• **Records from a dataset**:
+--
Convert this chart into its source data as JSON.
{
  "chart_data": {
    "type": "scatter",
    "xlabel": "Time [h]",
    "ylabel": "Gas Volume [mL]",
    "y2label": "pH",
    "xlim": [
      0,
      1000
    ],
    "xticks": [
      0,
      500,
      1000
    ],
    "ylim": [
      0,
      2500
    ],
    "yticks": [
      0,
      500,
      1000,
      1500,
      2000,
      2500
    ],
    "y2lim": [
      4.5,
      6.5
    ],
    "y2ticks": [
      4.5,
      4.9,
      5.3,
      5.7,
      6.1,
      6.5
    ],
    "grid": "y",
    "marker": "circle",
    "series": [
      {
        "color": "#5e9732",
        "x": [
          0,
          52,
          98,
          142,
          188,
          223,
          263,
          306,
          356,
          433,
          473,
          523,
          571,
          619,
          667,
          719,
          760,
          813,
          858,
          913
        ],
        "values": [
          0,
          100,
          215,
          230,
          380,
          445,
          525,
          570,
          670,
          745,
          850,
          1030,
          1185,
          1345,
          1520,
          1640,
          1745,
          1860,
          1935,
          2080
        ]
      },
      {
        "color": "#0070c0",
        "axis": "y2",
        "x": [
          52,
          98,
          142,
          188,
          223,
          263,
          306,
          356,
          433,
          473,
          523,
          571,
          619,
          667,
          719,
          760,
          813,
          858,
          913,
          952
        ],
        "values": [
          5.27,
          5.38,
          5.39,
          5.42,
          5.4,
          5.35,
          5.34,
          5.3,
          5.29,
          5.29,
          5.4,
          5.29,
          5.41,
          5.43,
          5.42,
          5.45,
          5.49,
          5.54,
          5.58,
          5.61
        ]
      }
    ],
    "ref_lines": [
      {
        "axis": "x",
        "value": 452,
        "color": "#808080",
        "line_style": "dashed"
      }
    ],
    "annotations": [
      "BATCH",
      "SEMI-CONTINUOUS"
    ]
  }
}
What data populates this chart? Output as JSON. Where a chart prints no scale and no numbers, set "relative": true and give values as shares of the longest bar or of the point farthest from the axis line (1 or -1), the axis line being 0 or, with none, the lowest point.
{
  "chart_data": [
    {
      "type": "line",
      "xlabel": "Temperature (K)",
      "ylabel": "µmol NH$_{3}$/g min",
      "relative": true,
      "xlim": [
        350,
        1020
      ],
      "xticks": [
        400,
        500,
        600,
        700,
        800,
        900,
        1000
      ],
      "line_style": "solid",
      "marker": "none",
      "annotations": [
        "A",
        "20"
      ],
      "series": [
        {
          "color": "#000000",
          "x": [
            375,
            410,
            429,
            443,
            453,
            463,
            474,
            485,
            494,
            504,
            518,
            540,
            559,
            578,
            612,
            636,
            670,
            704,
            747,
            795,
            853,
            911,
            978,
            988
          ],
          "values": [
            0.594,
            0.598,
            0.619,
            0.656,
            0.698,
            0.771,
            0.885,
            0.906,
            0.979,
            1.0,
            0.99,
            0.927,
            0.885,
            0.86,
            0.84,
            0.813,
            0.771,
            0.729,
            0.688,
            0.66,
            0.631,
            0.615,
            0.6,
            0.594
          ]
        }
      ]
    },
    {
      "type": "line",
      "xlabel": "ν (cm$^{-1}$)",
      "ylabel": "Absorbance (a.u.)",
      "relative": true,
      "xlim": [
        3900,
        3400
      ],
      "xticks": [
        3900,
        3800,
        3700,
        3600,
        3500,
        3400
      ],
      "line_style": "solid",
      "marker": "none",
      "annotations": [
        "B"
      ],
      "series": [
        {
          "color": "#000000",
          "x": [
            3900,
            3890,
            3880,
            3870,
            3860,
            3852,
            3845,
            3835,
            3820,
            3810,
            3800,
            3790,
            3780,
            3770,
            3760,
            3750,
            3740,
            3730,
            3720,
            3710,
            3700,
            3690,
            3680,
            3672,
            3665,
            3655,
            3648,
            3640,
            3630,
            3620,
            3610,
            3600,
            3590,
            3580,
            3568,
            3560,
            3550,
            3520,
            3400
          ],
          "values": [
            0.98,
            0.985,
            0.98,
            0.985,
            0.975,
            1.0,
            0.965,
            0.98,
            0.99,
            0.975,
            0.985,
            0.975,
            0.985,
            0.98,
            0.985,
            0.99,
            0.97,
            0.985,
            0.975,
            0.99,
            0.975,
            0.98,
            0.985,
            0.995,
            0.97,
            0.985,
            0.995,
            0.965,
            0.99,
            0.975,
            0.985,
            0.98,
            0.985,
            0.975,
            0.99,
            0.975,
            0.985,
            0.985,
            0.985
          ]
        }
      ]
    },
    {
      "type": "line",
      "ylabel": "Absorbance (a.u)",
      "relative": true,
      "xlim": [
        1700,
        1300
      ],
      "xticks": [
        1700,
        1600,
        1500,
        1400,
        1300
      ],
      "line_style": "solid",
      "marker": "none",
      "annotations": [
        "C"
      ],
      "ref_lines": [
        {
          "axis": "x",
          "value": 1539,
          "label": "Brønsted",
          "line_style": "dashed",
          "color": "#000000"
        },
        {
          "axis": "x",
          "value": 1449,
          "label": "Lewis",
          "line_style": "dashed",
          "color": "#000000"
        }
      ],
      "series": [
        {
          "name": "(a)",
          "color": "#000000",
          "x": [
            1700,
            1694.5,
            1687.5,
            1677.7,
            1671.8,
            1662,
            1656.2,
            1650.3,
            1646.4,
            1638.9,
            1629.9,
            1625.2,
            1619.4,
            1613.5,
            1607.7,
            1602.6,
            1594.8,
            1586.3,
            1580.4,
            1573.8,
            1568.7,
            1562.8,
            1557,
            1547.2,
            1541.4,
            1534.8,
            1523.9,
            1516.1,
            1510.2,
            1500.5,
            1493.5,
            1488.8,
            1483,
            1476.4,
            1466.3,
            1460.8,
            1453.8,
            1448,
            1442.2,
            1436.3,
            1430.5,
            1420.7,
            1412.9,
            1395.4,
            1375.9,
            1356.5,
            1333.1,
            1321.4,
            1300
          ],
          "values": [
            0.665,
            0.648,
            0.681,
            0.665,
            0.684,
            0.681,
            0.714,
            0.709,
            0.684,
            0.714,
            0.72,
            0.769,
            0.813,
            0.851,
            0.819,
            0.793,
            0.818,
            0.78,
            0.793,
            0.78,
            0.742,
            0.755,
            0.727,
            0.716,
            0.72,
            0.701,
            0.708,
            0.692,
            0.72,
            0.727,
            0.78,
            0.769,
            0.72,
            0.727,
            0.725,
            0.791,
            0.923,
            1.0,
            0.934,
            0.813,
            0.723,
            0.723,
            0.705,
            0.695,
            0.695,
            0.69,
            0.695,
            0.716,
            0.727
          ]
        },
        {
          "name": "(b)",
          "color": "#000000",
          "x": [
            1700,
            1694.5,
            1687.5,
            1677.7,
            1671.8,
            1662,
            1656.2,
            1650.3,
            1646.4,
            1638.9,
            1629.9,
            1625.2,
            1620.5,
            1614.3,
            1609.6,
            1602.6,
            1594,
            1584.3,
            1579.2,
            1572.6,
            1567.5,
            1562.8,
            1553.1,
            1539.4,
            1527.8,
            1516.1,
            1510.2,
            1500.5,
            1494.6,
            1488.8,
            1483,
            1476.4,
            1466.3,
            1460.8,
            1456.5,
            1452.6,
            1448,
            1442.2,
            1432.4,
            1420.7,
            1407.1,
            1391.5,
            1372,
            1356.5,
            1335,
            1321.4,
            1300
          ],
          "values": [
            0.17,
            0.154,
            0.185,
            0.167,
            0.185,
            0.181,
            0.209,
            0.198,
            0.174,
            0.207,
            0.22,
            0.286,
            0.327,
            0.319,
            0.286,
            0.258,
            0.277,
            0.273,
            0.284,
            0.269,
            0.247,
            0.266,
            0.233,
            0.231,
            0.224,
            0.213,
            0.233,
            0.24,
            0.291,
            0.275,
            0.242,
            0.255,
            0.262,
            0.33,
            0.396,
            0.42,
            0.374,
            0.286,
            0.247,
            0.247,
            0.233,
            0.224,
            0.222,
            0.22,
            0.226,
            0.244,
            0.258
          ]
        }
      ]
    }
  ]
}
+--
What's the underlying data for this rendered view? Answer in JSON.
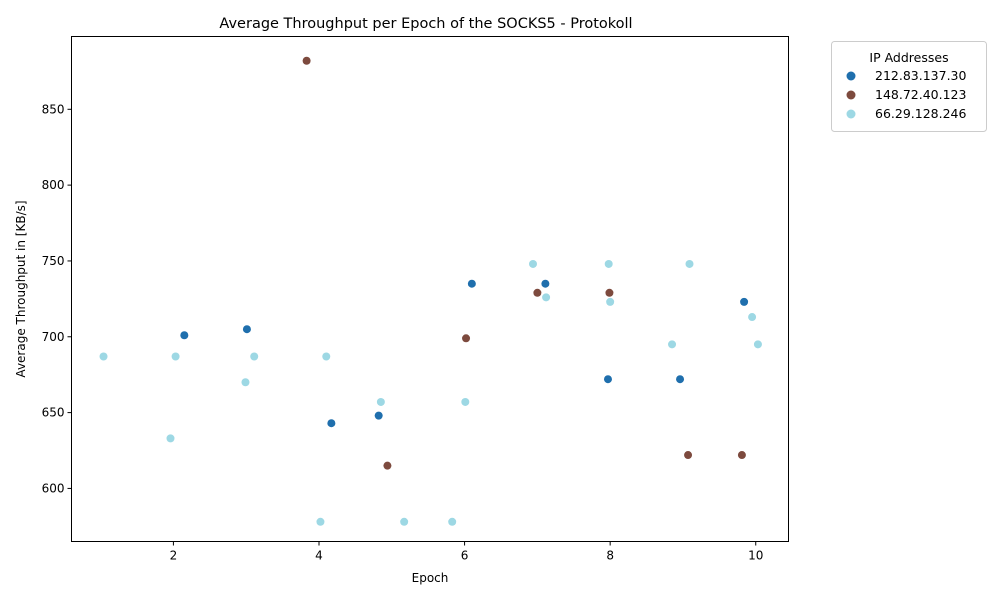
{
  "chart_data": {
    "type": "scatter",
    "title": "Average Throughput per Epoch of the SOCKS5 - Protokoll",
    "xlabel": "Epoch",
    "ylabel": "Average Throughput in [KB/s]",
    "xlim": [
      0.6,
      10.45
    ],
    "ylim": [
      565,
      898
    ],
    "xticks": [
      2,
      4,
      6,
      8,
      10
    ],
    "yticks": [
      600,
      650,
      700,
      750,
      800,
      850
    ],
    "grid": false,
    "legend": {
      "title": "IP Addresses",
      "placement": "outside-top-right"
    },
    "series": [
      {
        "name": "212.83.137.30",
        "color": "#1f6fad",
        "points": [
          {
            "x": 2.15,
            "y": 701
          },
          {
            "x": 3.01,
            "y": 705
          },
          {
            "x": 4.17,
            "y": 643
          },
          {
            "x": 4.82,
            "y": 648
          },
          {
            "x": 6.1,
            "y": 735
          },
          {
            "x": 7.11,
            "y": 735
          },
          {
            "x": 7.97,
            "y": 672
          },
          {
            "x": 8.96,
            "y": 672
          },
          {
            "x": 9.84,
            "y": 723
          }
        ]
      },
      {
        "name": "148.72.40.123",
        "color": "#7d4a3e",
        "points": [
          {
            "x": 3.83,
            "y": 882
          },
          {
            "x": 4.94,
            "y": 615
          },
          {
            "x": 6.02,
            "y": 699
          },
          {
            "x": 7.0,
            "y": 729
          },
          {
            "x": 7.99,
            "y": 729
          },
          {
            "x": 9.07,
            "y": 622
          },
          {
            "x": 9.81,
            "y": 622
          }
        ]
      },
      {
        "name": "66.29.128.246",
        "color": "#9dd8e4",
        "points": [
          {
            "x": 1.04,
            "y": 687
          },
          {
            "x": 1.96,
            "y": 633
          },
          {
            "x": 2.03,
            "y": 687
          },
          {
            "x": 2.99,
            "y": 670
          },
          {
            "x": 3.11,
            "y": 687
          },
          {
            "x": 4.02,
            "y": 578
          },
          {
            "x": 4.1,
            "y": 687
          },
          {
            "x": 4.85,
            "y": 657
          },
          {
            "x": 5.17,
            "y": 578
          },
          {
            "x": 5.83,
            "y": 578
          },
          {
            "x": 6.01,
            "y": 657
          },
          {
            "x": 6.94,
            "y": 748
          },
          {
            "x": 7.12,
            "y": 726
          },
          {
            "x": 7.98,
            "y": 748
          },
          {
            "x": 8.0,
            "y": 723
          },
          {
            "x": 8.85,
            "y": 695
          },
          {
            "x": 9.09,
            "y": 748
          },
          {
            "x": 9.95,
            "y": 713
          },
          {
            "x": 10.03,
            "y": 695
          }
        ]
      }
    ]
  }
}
+--
• **Task**:
Pick out every line with the string "Absorbance" and copy it.

• **Reply**:
      "ylabel": "Absorbance (a.u.)",
      "ylabel": "Absorbance (a.u)",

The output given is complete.